Stored data entries
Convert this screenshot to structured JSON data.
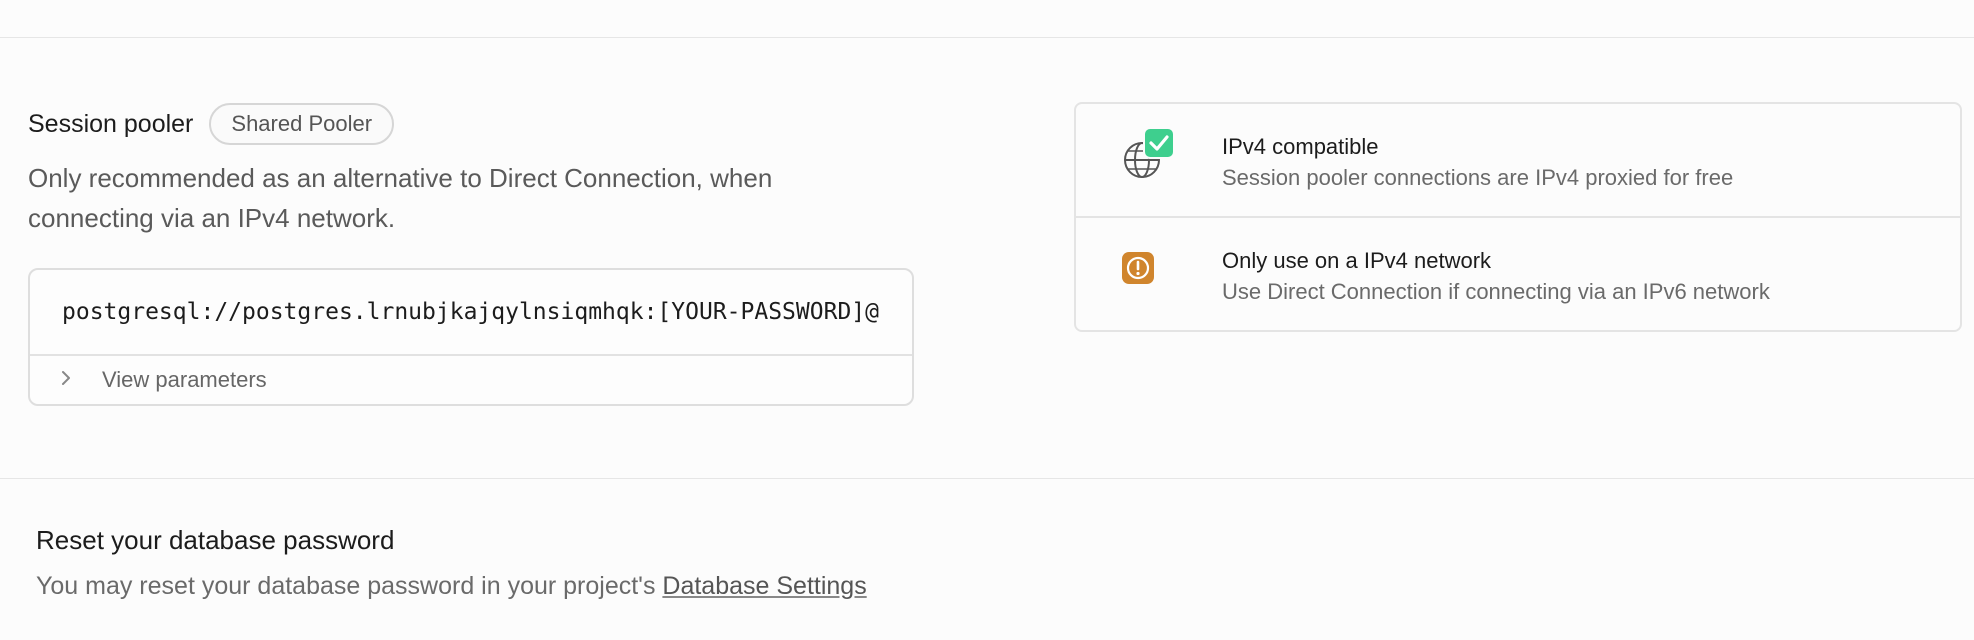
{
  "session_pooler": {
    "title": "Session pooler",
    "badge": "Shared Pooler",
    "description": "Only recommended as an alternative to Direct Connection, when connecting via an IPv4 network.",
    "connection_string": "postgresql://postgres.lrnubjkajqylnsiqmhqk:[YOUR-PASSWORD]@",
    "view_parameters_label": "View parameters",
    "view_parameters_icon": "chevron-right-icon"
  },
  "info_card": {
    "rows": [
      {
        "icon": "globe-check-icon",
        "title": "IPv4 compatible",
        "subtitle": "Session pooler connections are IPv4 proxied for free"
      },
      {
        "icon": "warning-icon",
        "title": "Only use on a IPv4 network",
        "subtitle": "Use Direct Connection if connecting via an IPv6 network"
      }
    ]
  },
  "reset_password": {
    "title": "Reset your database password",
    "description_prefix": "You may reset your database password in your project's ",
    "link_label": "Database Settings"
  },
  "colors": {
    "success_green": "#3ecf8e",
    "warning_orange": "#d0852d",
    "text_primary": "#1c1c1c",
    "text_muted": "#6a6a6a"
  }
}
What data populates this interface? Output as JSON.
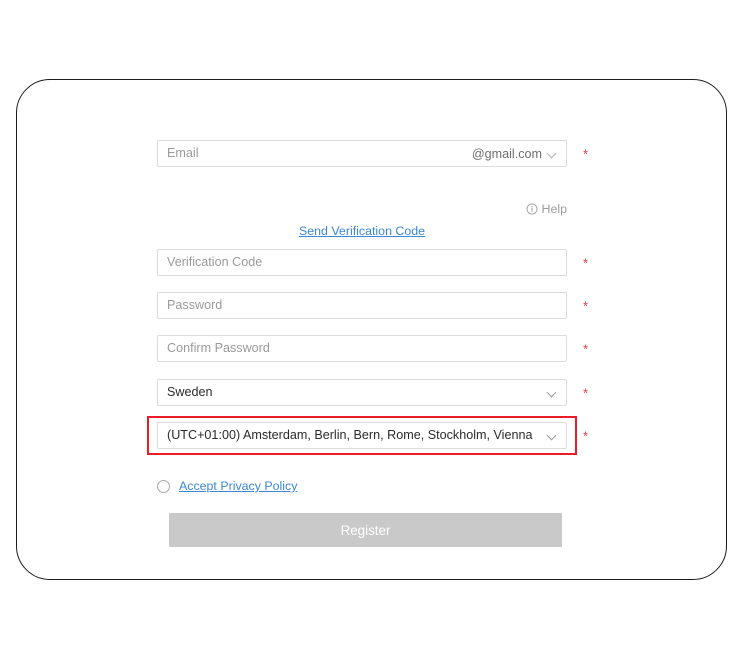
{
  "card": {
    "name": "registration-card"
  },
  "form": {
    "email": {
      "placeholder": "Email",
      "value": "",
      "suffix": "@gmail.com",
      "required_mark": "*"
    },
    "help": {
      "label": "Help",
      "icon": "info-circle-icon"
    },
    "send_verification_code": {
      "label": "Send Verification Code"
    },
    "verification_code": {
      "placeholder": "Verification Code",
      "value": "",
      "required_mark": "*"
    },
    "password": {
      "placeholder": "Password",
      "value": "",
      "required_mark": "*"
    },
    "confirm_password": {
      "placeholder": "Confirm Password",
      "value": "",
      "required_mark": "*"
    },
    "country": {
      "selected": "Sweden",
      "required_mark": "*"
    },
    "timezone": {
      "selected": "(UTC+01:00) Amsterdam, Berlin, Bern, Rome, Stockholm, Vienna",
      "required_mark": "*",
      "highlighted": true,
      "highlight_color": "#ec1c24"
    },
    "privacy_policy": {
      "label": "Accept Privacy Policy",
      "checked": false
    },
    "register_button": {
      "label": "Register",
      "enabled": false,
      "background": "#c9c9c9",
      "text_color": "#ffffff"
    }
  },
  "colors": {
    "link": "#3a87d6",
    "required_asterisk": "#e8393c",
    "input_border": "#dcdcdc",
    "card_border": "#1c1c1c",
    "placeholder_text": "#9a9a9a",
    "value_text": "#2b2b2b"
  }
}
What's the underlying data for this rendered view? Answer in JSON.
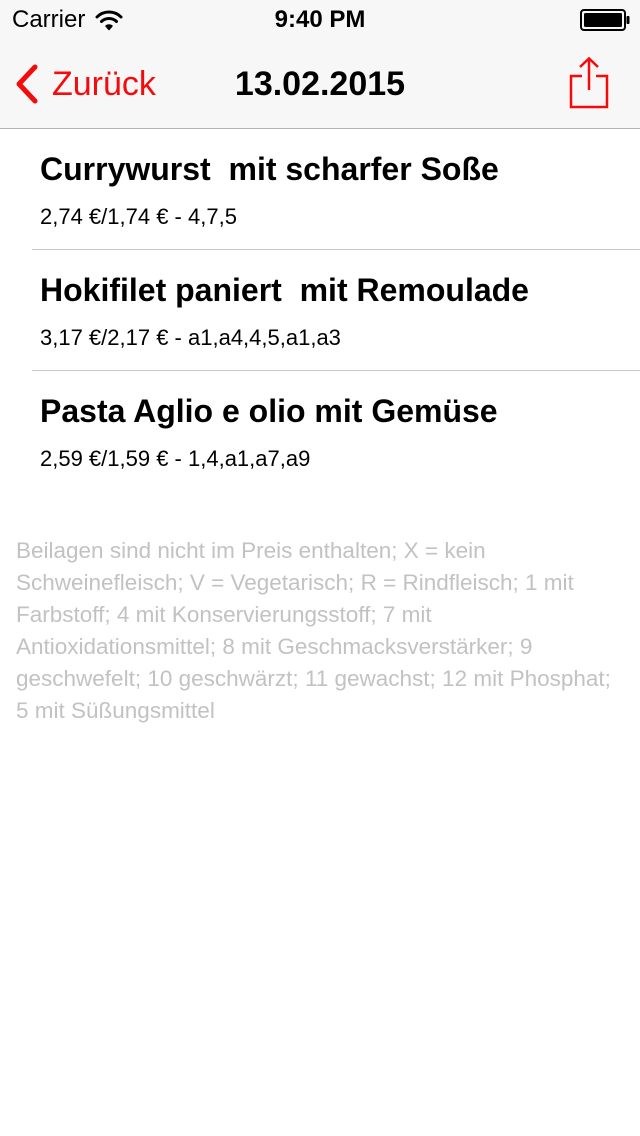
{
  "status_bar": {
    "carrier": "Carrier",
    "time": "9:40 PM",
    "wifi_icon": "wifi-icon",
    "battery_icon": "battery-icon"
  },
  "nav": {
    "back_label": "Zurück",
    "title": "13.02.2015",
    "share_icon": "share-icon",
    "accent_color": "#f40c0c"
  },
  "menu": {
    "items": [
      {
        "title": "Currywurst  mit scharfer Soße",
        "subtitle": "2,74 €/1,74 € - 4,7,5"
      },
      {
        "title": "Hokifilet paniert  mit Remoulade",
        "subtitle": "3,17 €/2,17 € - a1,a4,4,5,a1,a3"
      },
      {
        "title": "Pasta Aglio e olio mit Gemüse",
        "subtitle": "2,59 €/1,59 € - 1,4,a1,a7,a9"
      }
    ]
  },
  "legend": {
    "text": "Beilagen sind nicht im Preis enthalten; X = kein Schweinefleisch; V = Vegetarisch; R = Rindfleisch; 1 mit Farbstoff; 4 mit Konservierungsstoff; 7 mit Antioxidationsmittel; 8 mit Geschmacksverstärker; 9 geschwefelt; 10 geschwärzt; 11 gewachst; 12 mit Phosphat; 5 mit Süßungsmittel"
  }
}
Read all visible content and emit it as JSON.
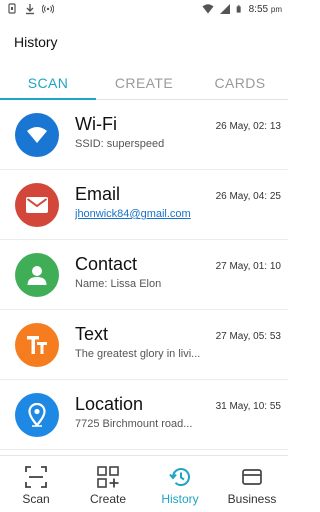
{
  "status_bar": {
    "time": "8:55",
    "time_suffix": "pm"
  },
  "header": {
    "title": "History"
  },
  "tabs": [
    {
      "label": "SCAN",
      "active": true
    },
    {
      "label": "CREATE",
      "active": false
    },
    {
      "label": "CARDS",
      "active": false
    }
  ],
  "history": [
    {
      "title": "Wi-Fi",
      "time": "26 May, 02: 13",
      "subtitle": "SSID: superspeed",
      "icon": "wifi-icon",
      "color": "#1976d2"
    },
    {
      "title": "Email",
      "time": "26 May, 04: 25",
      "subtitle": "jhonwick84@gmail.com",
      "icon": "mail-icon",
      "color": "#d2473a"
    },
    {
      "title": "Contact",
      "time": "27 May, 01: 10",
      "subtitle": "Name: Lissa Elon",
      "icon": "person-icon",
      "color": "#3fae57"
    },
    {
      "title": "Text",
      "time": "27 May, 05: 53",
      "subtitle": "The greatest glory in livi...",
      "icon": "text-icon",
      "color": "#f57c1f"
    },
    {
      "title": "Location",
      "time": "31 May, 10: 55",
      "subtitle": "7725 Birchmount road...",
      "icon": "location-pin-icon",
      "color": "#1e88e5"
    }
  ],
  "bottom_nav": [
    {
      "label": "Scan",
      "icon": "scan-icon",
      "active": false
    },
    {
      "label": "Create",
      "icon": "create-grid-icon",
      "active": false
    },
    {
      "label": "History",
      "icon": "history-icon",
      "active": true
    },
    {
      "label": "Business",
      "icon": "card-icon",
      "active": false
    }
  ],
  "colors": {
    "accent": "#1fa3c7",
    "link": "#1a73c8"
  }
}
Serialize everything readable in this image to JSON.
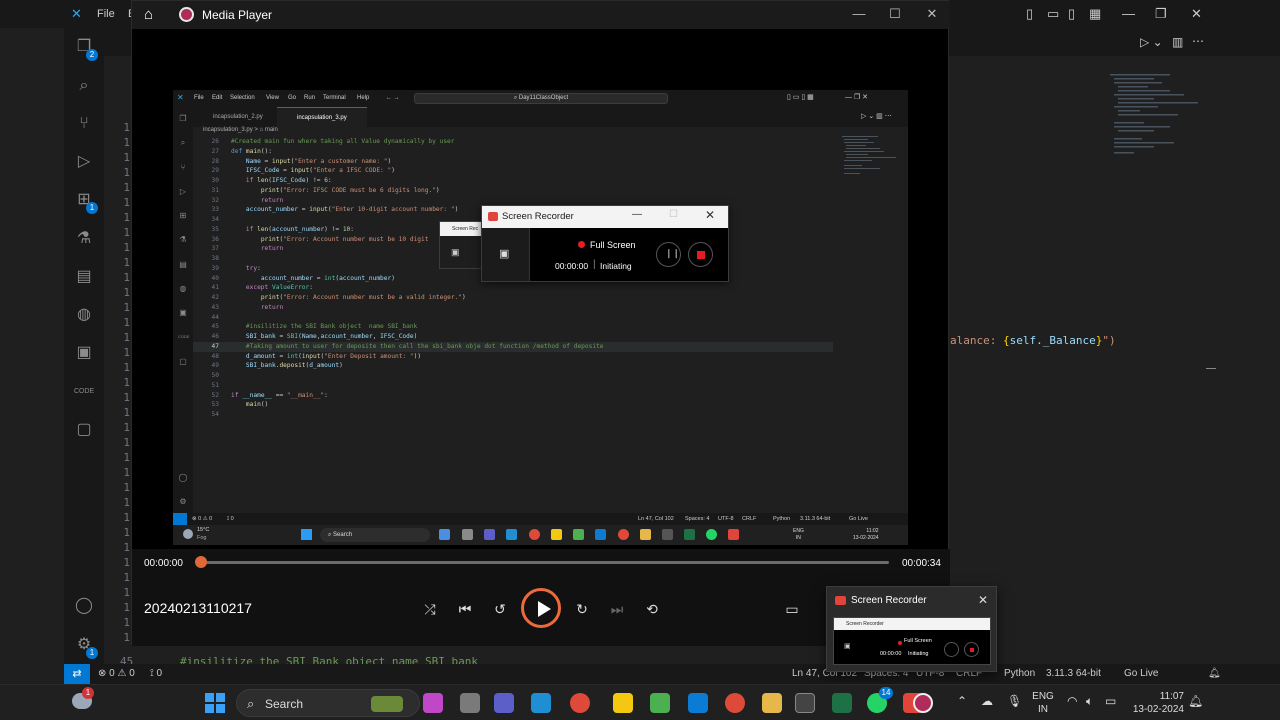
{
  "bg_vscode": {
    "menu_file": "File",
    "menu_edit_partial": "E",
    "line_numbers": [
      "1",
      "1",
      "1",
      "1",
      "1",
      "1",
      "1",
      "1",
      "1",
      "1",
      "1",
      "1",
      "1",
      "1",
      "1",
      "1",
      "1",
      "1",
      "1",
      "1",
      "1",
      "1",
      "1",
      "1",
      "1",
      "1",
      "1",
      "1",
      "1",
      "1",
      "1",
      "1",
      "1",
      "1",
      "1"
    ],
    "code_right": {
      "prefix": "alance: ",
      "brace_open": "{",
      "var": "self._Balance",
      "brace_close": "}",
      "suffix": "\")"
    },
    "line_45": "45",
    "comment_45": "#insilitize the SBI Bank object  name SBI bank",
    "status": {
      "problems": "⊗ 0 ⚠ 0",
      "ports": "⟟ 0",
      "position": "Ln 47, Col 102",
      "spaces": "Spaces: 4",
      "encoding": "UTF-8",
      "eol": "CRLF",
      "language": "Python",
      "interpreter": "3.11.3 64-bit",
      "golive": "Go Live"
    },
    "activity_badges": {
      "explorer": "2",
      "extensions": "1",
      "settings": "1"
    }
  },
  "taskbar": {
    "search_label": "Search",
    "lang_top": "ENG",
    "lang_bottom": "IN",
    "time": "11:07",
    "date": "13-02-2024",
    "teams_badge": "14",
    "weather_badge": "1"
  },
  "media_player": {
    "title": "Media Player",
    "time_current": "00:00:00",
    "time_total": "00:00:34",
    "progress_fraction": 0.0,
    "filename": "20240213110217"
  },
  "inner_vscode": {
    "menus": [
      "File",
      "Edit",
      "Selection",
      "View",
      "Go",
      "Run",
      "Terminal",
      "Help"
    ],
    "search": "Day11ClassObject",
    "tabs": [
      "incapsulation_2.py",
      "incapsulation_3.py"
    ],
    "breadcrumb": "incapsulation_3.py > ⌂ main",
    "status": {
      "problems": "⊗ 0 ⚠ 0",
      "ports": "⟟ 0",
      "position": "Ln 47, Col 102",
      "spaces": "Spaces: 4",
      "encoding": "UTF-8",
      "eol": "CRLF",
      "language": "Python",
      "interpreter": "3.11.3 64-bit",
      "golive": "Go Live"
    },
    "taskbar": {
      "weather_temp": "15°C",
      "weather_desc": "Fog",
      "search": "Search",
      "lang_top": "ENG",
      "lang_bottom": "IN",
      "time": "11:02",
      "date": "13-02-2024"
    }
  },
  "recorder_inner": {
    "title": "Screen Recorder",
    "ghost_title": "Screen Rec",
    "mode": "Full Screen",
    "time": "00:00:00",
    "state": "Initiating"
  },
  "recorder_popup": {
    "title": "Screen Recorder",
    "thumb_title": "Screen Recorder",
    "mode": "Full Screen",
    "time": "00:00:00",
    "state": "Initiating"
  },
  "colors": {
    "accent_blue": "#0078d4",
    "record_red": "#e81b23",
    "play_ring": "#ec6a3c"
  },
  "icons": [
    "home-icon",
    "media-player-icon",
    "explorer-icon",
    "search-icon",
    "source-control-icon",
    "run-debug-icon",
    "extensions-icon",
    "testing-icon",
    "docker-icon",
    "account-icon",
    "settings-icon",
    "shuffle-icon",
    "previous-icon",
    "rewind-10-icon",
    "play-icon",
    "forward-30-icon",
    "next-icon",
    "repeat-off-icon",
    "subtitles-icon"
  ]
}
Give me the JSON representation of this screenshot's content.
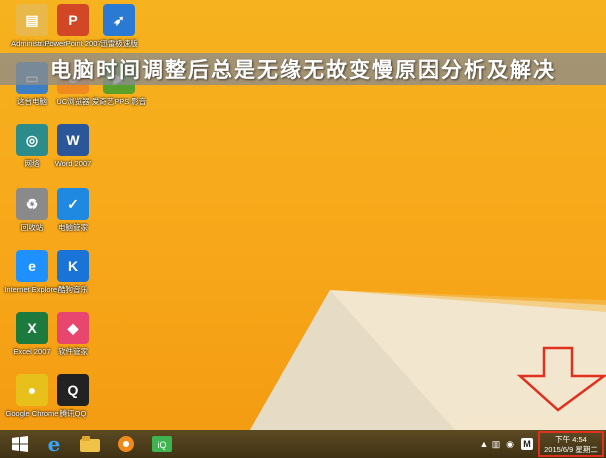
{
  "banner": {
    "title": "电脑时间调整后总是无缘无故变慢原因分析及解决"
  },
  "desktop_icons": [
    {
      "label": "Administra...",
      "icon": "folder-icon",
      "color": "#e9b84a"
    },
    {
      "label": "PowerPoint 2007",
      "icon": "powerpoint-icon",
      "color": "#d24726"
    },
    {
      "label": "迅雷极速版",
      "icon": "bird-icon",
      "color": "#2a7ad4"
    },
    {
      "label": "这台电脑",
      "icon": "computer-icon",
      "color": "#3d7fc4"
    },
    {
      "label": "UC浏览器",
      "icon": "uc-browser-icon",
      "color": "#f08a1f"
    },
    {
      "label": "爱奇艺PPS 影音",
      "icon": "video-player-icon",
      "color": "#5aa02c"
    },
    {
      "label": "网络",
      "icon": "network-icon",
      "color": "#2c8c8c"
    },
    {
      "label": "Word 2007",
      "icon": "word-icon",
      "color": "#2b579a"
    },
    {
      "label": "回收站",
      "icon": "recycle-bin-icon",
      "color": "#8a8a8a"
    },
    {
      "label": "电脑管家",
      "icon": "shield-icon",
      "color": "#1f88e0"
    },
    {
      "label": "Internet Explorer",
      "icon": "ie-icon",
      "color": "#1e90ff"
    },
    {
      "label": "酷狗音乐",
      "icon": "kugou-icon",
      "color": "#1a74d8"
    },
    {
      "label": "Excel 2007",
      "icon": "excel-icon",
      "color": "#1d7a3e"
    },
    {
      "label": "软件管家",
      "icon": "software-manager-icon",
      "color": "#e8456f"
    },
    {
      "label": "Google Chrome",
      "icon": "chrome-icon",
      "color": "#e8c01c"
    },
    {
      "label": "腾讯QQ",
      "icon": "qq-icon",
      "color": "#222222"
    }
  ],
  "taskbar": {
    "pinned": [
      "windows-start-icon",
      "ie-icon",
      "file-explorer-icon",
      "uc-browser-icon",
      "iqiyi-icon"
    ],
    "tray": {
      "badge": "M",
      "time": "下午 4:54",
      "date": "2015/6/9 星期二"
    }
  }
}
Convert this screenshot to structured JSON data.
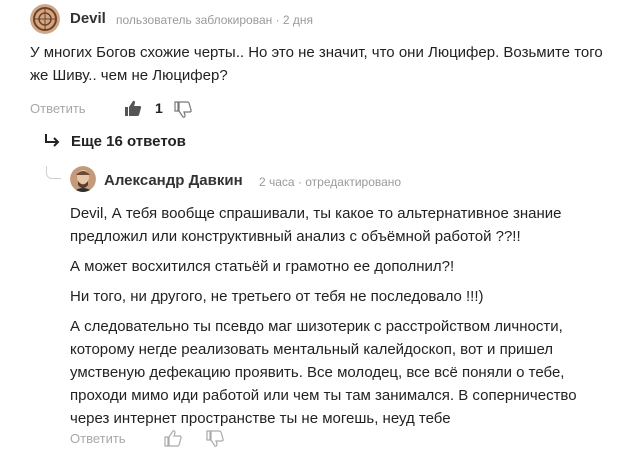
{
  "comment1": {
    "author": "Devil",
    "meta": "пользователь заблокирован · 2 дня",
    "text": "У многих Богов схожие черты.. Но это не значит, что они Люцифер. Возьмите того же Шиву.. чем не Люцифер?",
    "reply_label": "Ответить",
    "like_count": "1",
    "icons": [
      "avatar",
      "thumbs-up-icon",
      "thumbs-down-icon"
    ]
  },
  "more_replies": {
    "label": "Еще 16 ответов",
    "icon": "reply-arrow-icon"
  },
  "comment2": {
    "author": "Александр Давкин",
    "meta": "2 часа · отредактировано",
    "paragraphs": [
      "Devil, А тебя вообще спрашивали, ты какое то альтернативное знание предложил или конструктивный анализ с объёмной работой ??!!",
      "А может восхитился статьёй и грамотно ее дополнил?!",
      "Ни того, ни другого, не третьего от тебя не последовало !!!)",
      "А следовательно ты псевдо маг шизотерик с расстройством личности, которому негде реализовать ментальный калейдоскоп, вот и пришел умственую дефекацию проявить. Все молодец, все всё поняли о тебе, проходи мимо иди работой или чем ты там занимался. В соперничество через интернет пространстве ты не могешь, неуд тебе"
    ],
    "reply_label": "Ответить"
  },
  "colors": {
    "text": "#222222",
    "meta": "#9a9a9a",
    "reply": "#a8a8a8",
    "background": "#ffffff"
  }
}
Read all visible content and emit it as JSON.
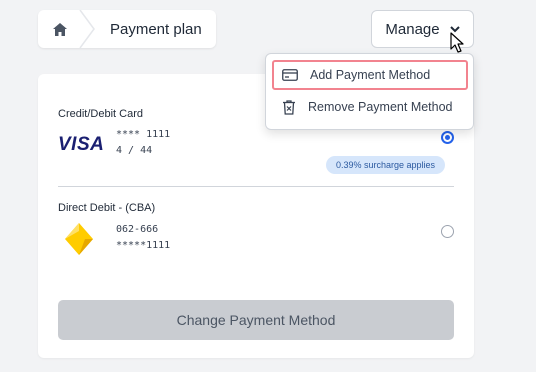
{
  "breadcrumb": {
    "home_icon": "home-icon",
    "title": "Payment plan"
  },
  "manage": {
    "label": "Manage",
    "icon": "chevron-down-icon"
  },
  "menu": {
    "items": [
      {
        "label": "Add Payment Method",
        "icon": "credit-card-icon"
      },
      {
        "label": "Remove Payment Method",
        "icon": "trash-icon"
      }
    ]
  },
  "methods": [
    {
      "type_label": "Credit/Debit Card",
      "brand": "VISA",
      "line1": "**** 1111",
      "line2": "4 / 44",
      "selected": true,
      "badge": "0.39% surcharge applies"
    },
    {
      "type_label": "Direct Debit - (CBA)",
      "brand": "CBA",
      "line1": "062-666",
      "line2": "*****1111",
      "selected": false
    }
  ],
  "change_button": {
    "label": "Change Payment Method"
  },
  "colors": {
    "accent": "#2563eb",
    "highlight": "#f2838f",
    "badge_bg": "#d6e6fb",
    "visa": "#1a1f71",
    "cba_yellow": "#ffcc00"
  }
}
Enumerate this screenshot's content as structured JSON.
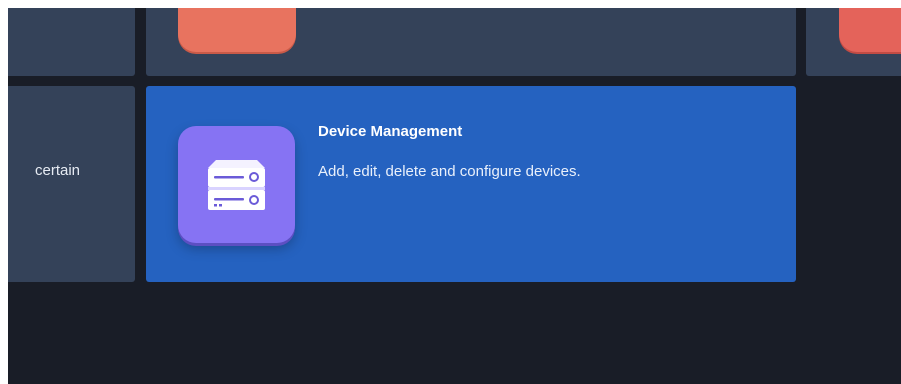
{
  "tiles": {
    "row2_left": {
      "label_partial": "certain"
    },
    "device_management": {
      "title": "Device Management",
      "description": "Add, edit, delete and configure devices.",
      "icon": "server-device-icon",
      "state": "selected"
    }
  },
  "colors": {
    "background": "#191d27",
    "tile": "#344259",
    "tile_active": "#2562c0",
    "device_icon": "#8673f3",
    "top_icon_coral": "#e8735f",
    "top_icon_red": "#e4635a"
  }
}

**GIVEN REQUEST**
Count the lines above that contain the word "того". Give only the number.

**RIGHT ANSWER**
2